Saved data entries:
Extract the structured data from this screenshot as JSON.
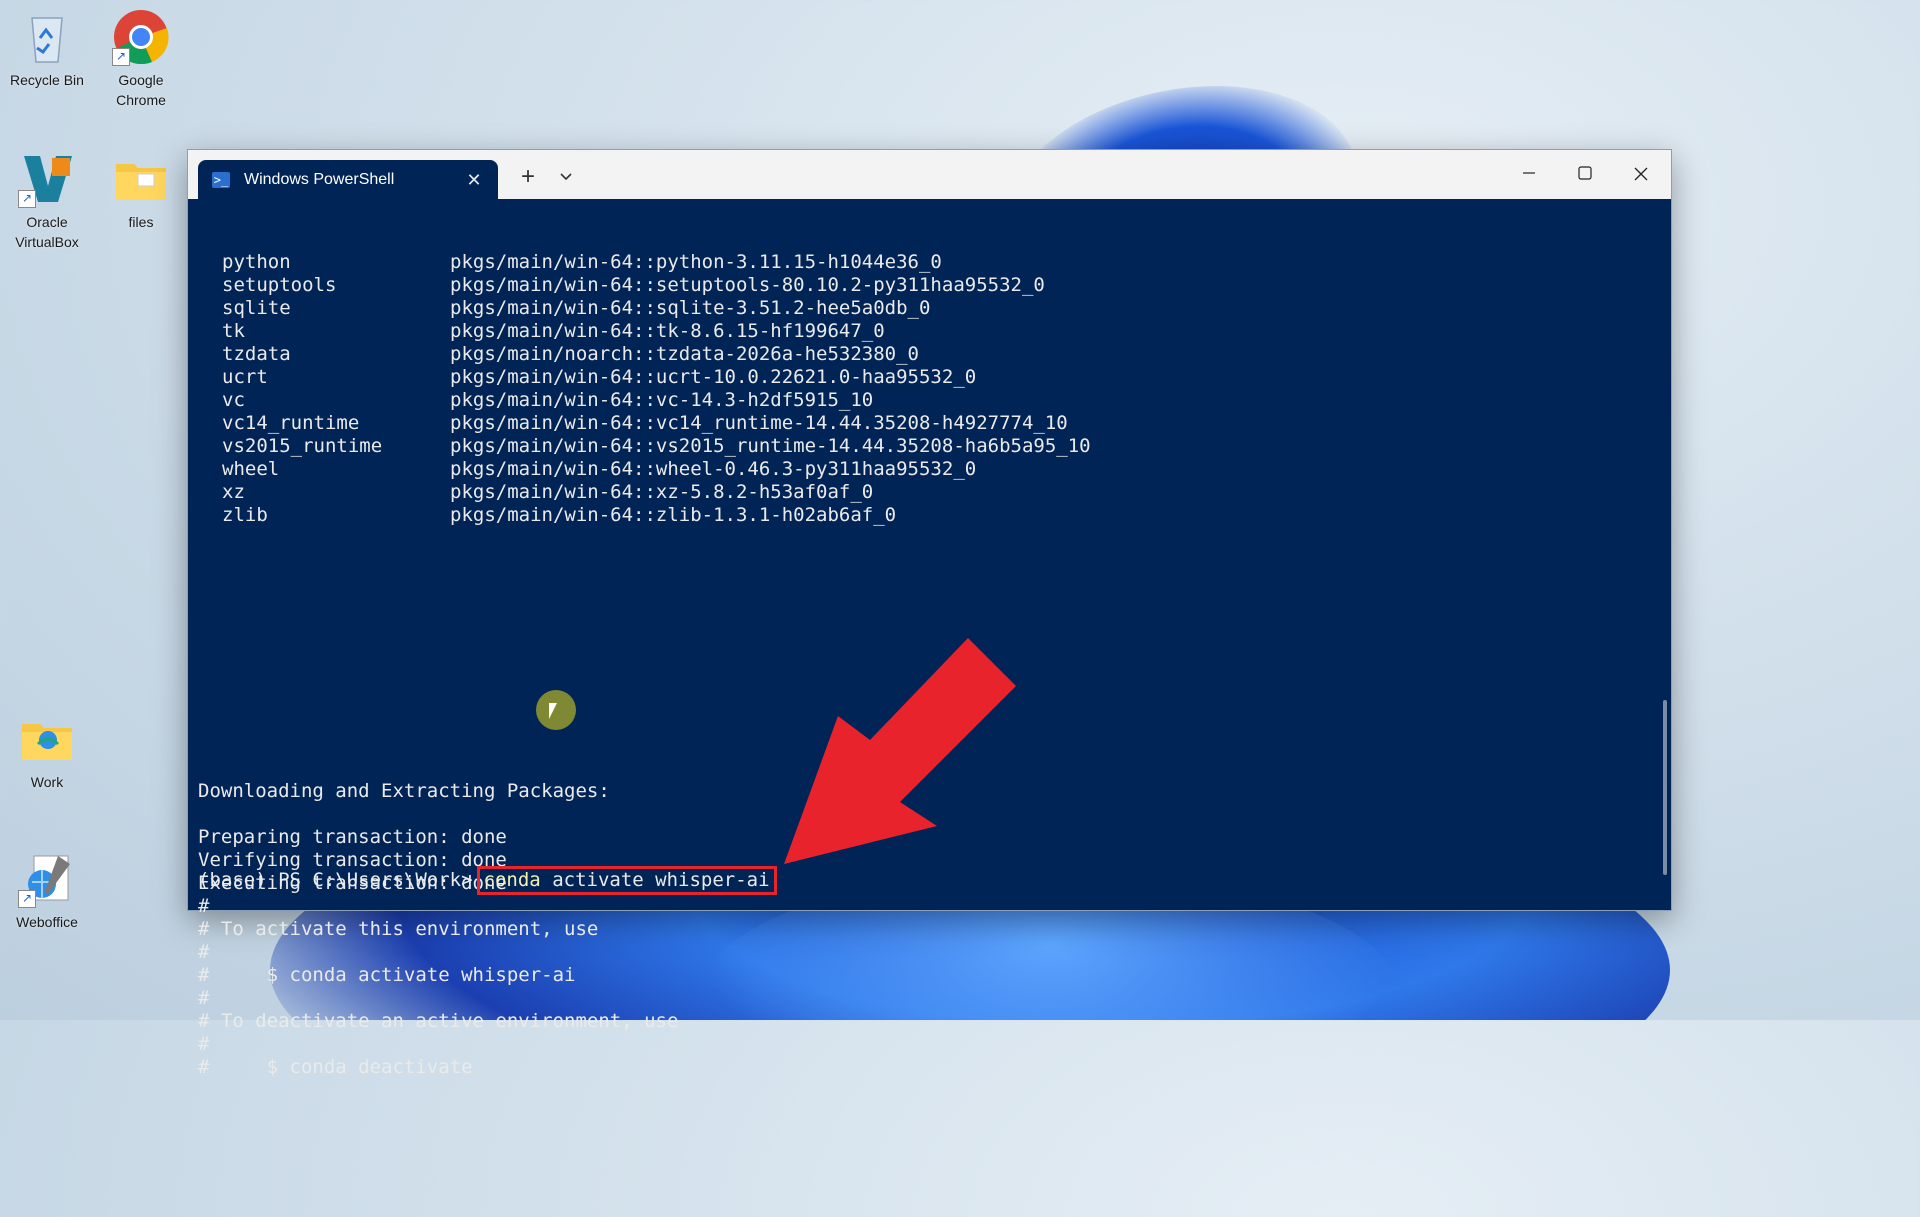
{
  "desktop": {
    "icons": [
      {
        "label": "Recycle Bin",
        "icon": "recycle-bin-icon"
      },
      {
        "label": "Google Chrome",
        "icon": "chrome-icon"
      },
      {
        "label": "Oracle VirtualBox",
        "icon": "virtualbox-icon"
      },
      {
        "label": "files",
        "icon": "folder-icon"
      },
      {
        "label": "Work",
        "icon": "folder-icon"
      },
      {
        "label": "Weboffice",
        "icon": "weboffice-icon"
      }
    ]
  },
  "window": {
    "tab_title": "Windows PowerShell",
    "new_tab": "+",
    "dropdown": "⌄",
    "minimize": "—",
    "maximize": "☐",
    "close": "✕",
    "tab_close": "✕"
  },
  "terminal": {
    "packages": [
      {
        "name": "python",
        "spec": "pkgs/main/win-64::python-3.11.15-h1044e36_0"
      },
      {
        "name": "setuptools",
        "spec": "pkgs/main/win-64::setuptools-80.10.2-py311haa95532_0"
      },
      {
        "name": "sqlite",
        "spec": "pkgs/main/win-64::sqlite-3.51.2-hee5a0db_0"
      },
      {
        "name": "tk",
        "spec": "pkgs/main/win-64::tk-8.6.15-hf199647_0"
      },
      {
        "name": "tzdata",
        "spec": "pkgs/main/noarch::tzdata-2026a-he532380_0"
      },
      {
        "name": "ucrt",
        "spec": "pkgs/main/win-64::ucrt-10.0.22621.0-haa95532_0"
      },
      {
        "name": "vc",
        "spec": "pkgs/main/win-64::vc-14.3-h2df5915_10"
      },
      {
        "name": "vc14_runtime",
        "spec": "pkgs/main/win-64::vc14_runtime-14.44.35208-h4927774_10"
      },
      {
        "name": "vs2015_runtime",
        "spec": "pkgs/main/win-64::vs2015_runtime-14.44.35208-ha6b5a95_10"
      },
      {
        "name": "wheel",
        "spec": "pkgs/main/win-64::wheel-0.46.3-py311haa95532_0"
      },
      {
        "name": "xz",
        "spec": "pkgs/main/win-64::xz-5.8.2-h53af0af_0"
      },
      {
        "name": "zlib",
        "spec": "pkgs/main/win-64::zlib-1.3.1-h02ab6af_0"
      }
    ],
    "lines": [
      "Downloading and Extracting Packages:",
      "",
      "Preparing transaction: done",
      "Verifying transaction: done",
      "Executing transaction: done",
      "#",
      "# To activate this environment, use",
      "#",
      "#     $ conda activate whisper-ai",
      "#",
      "# To deactivate an active environment, use",
      "#",
      "#     $ conda deactivate"
    ],
    "prompt": "(base) PS C:\\Users\\Work>",
    "command_keyword": "conda",
    "command_rest": " activate whisper-ai"
  },
  "colors": {
    "terminal_bg": "#012456",
    "highlight_box": "#e8232c",
    "arrow": "#e8232c"
  }
}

Goal of the exercise »
Copy the records exactly as they appear, excluding images.

Task result »
Extract the structured data from this screenshot as JSON.
{
  "desktop": {
    "icons": [
      {
        "label": "Recycle Bin",
        "icon": "recycle-bin-icon"
      },
      {
        "label": "Google Chrome",
        "icon": "chrome-icon"
      },
      {
        "label": "Oracle VirtualBox",
        "icon": "virtualbox-icon"
      },
      {
        "label": "files",
        "icon": "folder-icon"
      },
      {
        "label": "Work",
        "icon": "folder-icon"
      },
      {
        "label": "Weboffice",
        "icon": "weboffice-icon"
      }
    ]
  },
  "window": {
    "tab_title": "Windows PowerShell",
    "new_tab": "+",
    "dropdown": "⌄",
    "minimize": "—",
    "maximize": "☐",
    "close": "✕",
    "tab_close": "✕"
  },
  "terminal": {
    "packages": [
      {
        "name": "python",
        "spec": "pkgs/main/win-64::python-3.11.15-h1044e36_0"
      },
      {
        "name": "setuptools",
        "spec": "pkgs/main/win-64::setuptools-80.10.2-py311haa95532_0"
      },
      {
        "name": "sqlite",
        "spec": "pkgs/main/win-64::sqlite-3.51.2-hee5a0db_0"
      },
      {
        "name": "tk",
        "spec": "pkgs/main/win-64::tk-8.6.15-hf199647_0"
      },
      {
        "name": "tzdata",
        "spec": "pkgs/main/noarch::tzdata-2026a-he532380_0"
      },
      {
        "name": "ucrt",
        "spec": "pkgs/main/win-64::ucrt-10.0.22621.0-haa95532_0"
      },
      {
        "name": "vc",
        "spec": "pkgs/main/win-64::vc-14.3-h2df5915_10"
      },
      {
        "name": "vc14_runtime",
        "spec": "pkgs/main/win-64::vc14_runtime-14.44.35208-h4927774_10"
      },
      {
        "name": "vs2015_runtime",
        "spec": "pkgs/main/win-64::vs2015_runtime-14.44.35208-ha6b5a95_10"
      },
      {
        "name": "wheel",
        "spec": "pkgs/main/win-64::wheel-0.46.3-py311haa95532_0"
      },
      {
        "name": "xz",
        "spec": "pkgs/main/win-64::xz-5.8.2-h53af0af_0"
      },
      {
        "name": "zlib",
        "spec": "pkgs/main/win-64::zlib-1.3.1-h02ab6af_0"
      }
    ],
    "lines": [
      "Downloading and Extracting Packages:",
      "",
      "Preparing transaction: done",
      "Verifying transaction: done",
      "Executing transaction: done",
      "#",
      "# To activate this environment, use",
      "#",
      "#     $ conda activate whisper-ai",
      "#",
      "# To deactivate an active environment, use",
      "#",
      "#     $ conda deactivate"
    ],
    "prompt": "(base) PS C:\\Users\\Work>",
    "command_keyword": "conda",
    "command_rest": " activate whisper-ai"
  },
  "colors": {
    "terminal_bg": "#012456",
    "highlight_box": "#e8232c",
    "arrow": "#e8232c"
  }
}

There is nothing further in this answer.